EXERCISE PROMPT =>
From the entries below, say how many lines carry the word "religious", and give nothing but the number.

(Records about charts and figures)
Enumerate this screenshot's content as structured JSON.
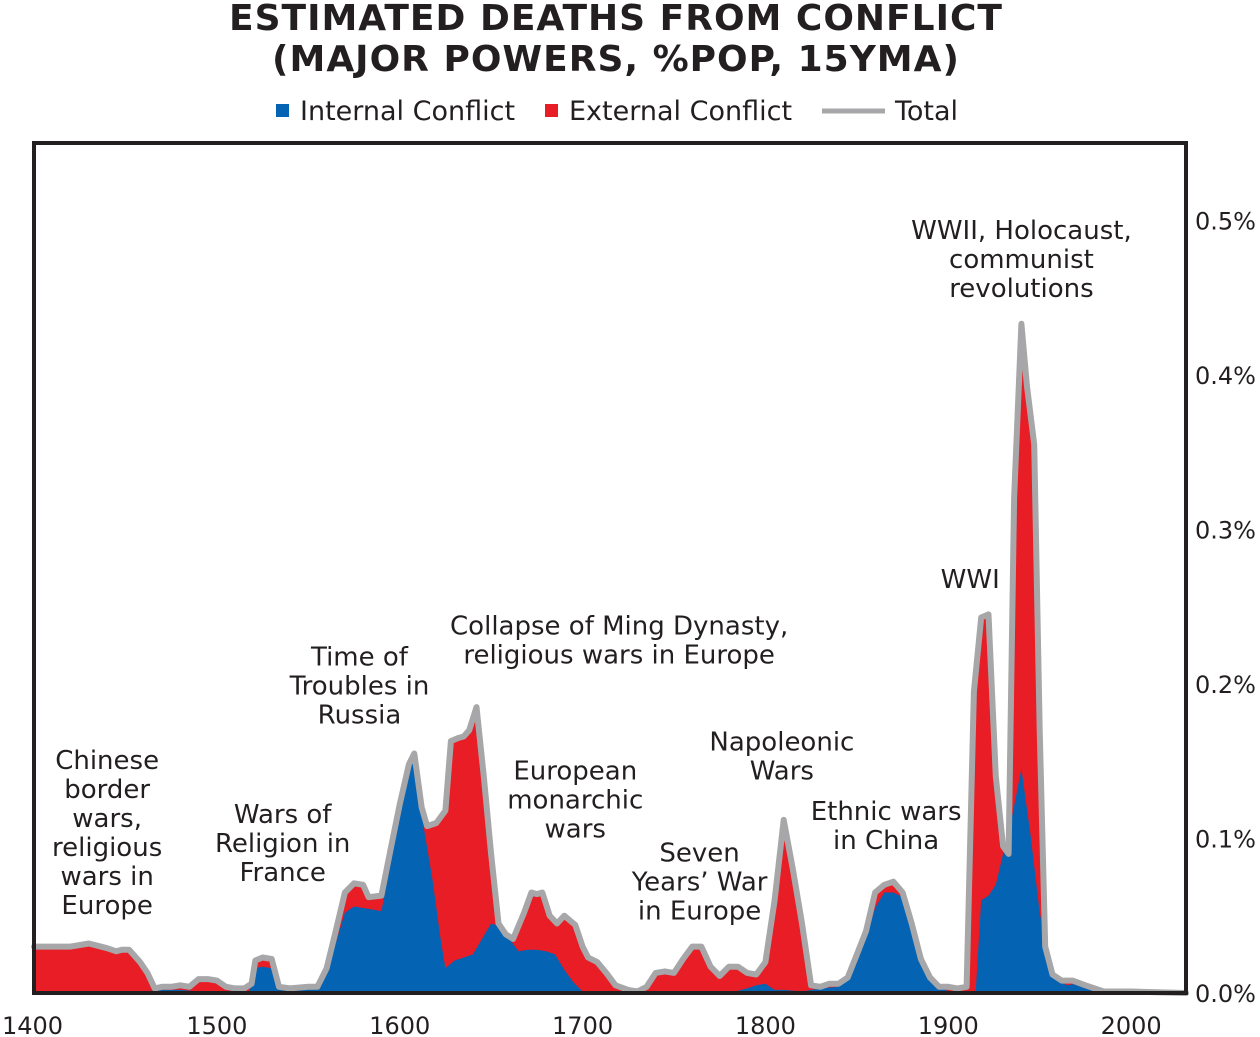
{
  "chart_data": {
    "type": "area",
    "title_lines": [
      "ESTIMATED DEATHS FROM CONFLICT",
      "(MAJOR POWERS, %POP, 15YMA)"
    ],
    "legend": [
      {
        "name": "Internal Conflict",
        "color": "#0563b3",
        "kind": "square"
      },
      {
        "name": "External Conflict",
        "color": "#e81d25",
        "kind": "square"
      },
      {
        "name": "Total",
        "color": "#a7a7a9",
        "kind": "line"
      }
    ],
    "legend_position": "top-center",
    "xlim": [
      1400,
      2030
    ],
    "ylim": [
      0,
      0.55
    ],
    "y_axis_side": "right",
    "grid": false,
    "x_ticks": [
      {
        "value": 1400,
        "label": "1400"
      },
      {
        "value": 1500,
        "label": "1500"
      },
      {
        "value": 1600,
        "label": "1600"
      },
      {
        "value": 1700,
        "label": "1700"
      },
      {
        "value": 1800,
        "label": "1800"
      },
      {
        "value": 1900,
        "label": "1900"
      },
      {
        "value": 2000,
        "label": "2000"
      }
    ],
    "y_ticks": [
      {
        "value": 0.0,
        "label": "0.0%"
      },
      {
        "value": 0.1,
        "label": "0.1%"
      },
      {
        "value": 0.2,
        "label": "0.2%"
      },
      {
        "value": 0.3,
        "label": "0.3%"
      },
      {
        "value": 0.4,
        "label": "0.4%"
      },
      {
        "value": 0.5,
        "label": "0.5%"
      }
    ],
    "series": [
      {
        "name": "Internal Conflict",
        "color": "#0563b3",
        "points": [
          [
            1400,
            0
          ],
          [
            1440,
            0
          ],
          [
            1450,
            0
          ],
          [
            1460,
            0.001
          ],
          [
            1470,
            0.002
          ],
          [
            1480,
            0.002
          ],
          [
            1490,
            0.001
          ],
          [
            1500,
            0.001
          ],
          [
            1510,
            0.001
          ],
          [
            1518,
            0.001
          ],
          [
            1520,
            0.016
          ],
          [
            1525,
            0.017
          ],
          [
            1530,
            0.016
          ],
          [
            1533,
            0.004
          ],
          [
            1540,
            0.002
          ],
          [
            1550,
            0.003
          ],
          [
            1555,
            0.003
          ],
          [
            1560,
            0.013
          ],
          [
            1565,
            0.032
          ],
          [
            1570,
            0.052
          ],
          [
            1575,
            0.056
          ],
          [
            1580,
            0.055
          ],
          [
            1585,
            0.054
          ],
          [
            1590,
            0.053
          ],
          [
            1595,
            0.084
          ],
          [
            1600,
            0.116
          ],
          [
            1605,
            0.145
          ],
          [
            1608,
            0.152
          ],
          [
            1612,
            0.115
          ],
          [
            1618,
            0.073
          ],
          [
            1622,
            0.038
          ],
          [
            1625,
            0.016
          ],
          [
            1630,
            0.021
          ],
          [
            1635,
            0.023
          ],
          [
            1640,
            0.025
          ],
          [
            1645,
            0.035
          ],
          [
            1650,
            0.045
          ],
          [
            1655,
            0.043
          ],
          [
            1660,
            0.035
          ],
          [
            1665,
            0.027
          ],
          [
            1670,
            0.028
          ],
          [
            1675,
            0.028
          ],
          [
            1680,
            0.027
          ],
          [
            1685,
            0.025
          ],
          [
            1690,
            0.015
          ],
          [
            1695,
            0.007
          ],
          [
            1700,
            0.001
          ],
          [
            1720,
            0
          ],
          [
            1780,
            0
          ],
          [
            1790,
            0.003
          ],
          [
            1795,
            0.005
          ],
          [
            1800,
            0.006
          ],
          [
            1805,
            0.002
          ],
          [
            1810,
            0.002
          ],
          [
            1820,
            0.001
          ],
          [
            1830,
            0.003
          ],
          [
            1840,
            0.004
          ],
          [
            1845,
            0.008
          ],
          [
            1850,
            0.02
          ],
          [
            1855,
            0.035
          ],
          [
            1860,
            0.055
          ],
          [
            1865,
            0.065
          ],
          [
            1870,
            0.065
          ],
          [
            1875,
            0.062
          ],
          [
            1880,
            0.04
          ],
          [
            1885,
            0.02
          ],
          [
            1890,
            0.008
          ],
          [
            1900,
            0.001
          ],
          [
            1910,
            0
          ],
          [
            1915,
            0.001
          ],
          [
            1918,
            0.06
          ],
          [
            1922,
            0.063
          ],
          [
            1926,
            0.07
          ],
          [
            1930,
            0.09
          ],
          [
            1935,
            0.115
          ],
          [
            1940,
            0.145
          ],
          [
            1945,
            0.102
          ],
          [
            1950,
            0.052
          ],
          [
            1955,
            0.02
          ],
          [
            1960,
            0.008
          ],
          [
            1965,
            0.005
          ],
          [
            1970,
            0.006
          ],
          [
            1980,
            0.001
          ],
          [
            2000,
            0
          ],
          [
            2030,
            0
          ]
        ]
      },
      {
        "name": "Total",
        "color": "#a7a7a9",
        "points": [
          [
            1400,
            0.03
          ],
          [
            1410,
            0.03
          ],
          [
            1420,
            0.03
          ],
          [
            1430,
            0.032
          ],
          [
            1440,
            0.029
          ],
          [
            1445,
            0.027
          ],
          [
            1448,
            0.028
          ],
          [
            1452,
            0.028
          ],
          [
            1458,
            0.02
          ],
          [
            1462,
            0.013
          ],
          [
            1466,
            0.003
          ],
          [
            1470,
            0.004
          ],
          [
            1475,
            0.004
          ],
          [
            1480,
            0.005
          ],
          [
            1485,
            0.004
          ],
          [
            1490,
            0.009
          ],
          [
            1495,
            0.009
          ],
          [
            1500,
            0.008
          ],
          [
            1505,
            0.004
          ],
          [
            1510,
            0.003
          ],
          [
            1515,
            0.003
          ],
          [
            1519,
            0.006
          ],
          [
            1521,
            0.021
          ],
          [
            1525,
            0.023
          ],
          [
            1530,
            0.022
          ],
          [
            1534,
            0.004
          ],
          [
            1540,
            0.003
          ],
          [
            1550,
            0.004
          ],
          [
            1555,
            0.004
          ],
          [
            1560,
            0.016
          ],
          [
            1565,
            0.04
          ],
          [
            1570,
            0.065
          ],
          [
            1575,
            0.071
          ],
          [
            1580,
            0.07
          ],
          [
            1583,
            0.062
          ],
          [
            1590,
            0.063
          ],
          [
            1595,
            0.093
          ],
          [
            1600,
            0.122
          ],
          [
            1605,
            0.148
          ],
          [
            1608,
            0.155
          ],
          [
            1612,
            0.12
          ],
          [
            1615,
            0.108
          ],
          [
            1620,
            0.11
          ],
          [
            1625,
            0.118
          ],
          [
            1628,
            0.163
          ],
          [
            1632,
            0.165
          ],
          [
            1635,
            0.166
          ],
          [
            1638,
            0.17
          ],
          [
            1642,
            0.185
          ],
          [
            1646,
            0.14
          ],
          [
            1650,
            0.09
          ],
          [
            1654,
            0.045
          ],
          [
            1658,
            0.038
          ],
          [
            1662,
            0.035
          ],
          [
            1668,
            0.052
          ],
          [
            1672,
            0.065
          ],
          [
            1675,
            0.064
          ],
          [
            1678,
            0.065
          ],
          [
            1682,
            0.05
          ],
          [
            1686,
            0.045
          ],
          [
            1690,
            0.05
          ],
          [
            1693,
            0.047
          ],
          [
            1696,
            0.044
          ],
          [
            1700,
            0.03
          ],
          [
            1703,
            0.023
          ],
          [
            1708,
            0.02
          ],
          [
            1713,
            0.013
          ],
          [
            1718,
            0.005
          ],
          [
            1725,
            0.002
          ],
          [
            1730,
            0.001
          ],
          [
            1735,
            0.004
          ],
          [
            1740,
            0.013
          ],
          [
            1745,
            0.014
          ],
          [
            1750,
            0.013
          ],
          [
            1755,
            0.022
          ],
          [
            1760,
            0.03
          ],
          [
            1765,
            0.03
          ],
          [
            1770,
            0.017
          ],
          [
            1775,
            0.011
          ],
          [
            1780,
            0.017
          ],
          [
            1785,
            0.017
          ],
          [
            1790,
            0.013
          ],
          [
            1795,
            0.012
          ],
          [
            1800,
            0.02
          ],
          [
            1805,
            0.06
          ],
          [
            1810,
            0.112
          ],
          [
            1815,
            0.08
          ],
          [
            1820,
            0.045
          ],
          [
            1825,
            0.005
          ],
          [
            1830,
            0.004
          ],
          [
            1835,
            0.006
          ],
          [
            1840,
            0.006
          ],
          [
            1845,
            0.01
          ],
          [
            1850,
            0.025
          ],
          [
            1855,
            0.04
          ],
          [
            1860,
            0.065
          ],
          [
            1865,
            0.07
          ],
          [
            1870,
            0.072
          ],
          [
            1875,
            0.065
          ],
          [
            1880,
            0.045
          ],
          [
            1885,
            0.022
          ],
          [
            1890,
            0.01
          ],
          [
            1895,
            0.004
          ],
          [
            1900,
            0.004
          ],
          [
            1905,
            0.003
          ],
          [
            1910,
            0.004
          ],
          [
            1914,
            0.195
          ],
          [
            1918,
            0.243
          ],
          [
            1922,
            0.245
          ],
          [
            1926,
            0.14
          ],
          [
            1930,
            0.095
          ],
          [
            1933,
            0.09
          ],
          [
            1936,
            0.32
          ],
          [
            1940,
            0.433
          ],
          [
            1943,
            0.393
          ],
          [
            1947,
            0.355
          ],
          [
            1950,
            0.17
          ],
          [
            1953,
            0.03
          ],
          [
            1957,
            0.012
          ],
          [
            1962,
            0.008
          ],
          [
            1968,
            0.008
          ],
          [
            1975,
            0.005
          ],
          [
            1985,
            0.001
          ],
          [
            2000,
            0.001
          ],
          [
            2030,
            0
          ]
        ]
      }
    ],
    "annotations": [
      {
        "lines": [
          "Chinese",
          "border",
          "wars,",
          "religious",
          "wars in",
          "Europe"
        ],
        "x": 1440,
        "y": 0.145
      },
      {
        "lines": [
          "Wars of",
          "Religion in",
          "France"
        ],
        "x": 1536,
        "y": 0.11
      },
      {
        "lines": [
          "Time of",
          "Troubles in",
          "Russia"
        ],
        "x": 1578,
        "y": 0.212
      },
      {
        "lines": [
          "Collapse of Ming Dynasty,",
          "religious wars in Europe"
        ],
        "x": 1720,
        "y": 0.232
      },
      {
        "lines": [
          "European",
          "monarchic",
          "wars"
        ],
        "x": 1696,
        "y": 0.138
      },
      {
        "lines": [
          "Seven",
          "Years’ War",
          "in Europe"
        ],
        "x": 1764,
        "y": 0.085
      },
      {
        "lines": [
          "Napoleonic",
          "Wars"
        ],
        "x": 1809,
        "y": 0.157
      },
      {
        "lines": [
          "Ethnic wars",
          "in China"
        ],
        "x": 1866,
        "y": 0.112
      },
      {
        "lines": [
          "WWI"
        ],
        "x": 1912,
        "y": 0.262
      },
      {
        "lines": [
          "WWII, Holocaust,",
          "communist",
          "revolutions"
        ],
        "x": 1940,
        "y": 0.488
      }
    ]
  }
}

RIGHT ANSWER =>
2